**MATERIAL TO PROCESS**
= = = = = = =
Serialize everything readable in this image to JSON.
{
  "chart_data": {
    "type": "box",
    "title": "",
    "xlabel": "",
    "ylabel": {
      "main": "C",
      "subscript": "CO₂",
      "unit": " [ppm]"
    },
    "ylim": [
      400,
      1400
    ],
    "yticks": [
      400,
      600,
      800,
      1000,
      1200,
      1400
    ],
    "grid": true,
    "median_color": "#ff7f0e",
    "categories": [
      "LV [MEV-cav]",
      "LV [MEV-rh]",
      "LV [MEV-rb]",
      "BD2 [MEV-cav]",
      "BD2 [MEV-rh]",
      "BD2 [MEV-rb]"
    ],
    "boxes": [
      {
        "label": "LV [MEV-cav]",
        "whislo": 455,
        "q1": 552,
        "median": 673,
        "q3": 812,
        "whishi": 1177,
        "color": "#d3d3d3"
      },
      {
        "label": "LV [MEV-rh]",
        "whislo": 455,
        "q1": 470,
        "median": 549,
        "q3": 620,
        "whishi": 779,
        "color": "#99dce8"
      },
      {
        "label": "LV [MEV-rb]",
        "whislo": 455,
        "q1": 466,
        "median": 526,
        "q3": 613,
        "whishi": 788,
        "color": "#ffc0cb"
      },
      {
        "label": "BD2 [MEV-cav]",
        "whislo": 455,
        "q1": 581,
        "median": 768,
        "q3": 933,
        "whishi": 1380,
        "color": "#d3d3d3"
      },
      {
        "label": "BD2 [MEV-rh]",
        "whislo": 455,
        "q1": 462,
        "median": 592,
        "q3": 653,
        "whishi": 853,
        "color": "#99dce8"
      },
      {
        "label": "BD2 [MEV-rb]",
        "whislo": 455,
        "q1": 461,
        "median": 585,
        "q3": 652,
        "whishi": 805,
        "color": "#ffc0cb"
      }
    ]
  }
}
= = = = = = =
Go through the lines above. Select every one that has the string "whishi".

        "whishi": 1177,
        "whishi": 779,
        "whishi": 788,
        "whishi": 1380,
        "whishi": 853,
        "whishi": 805,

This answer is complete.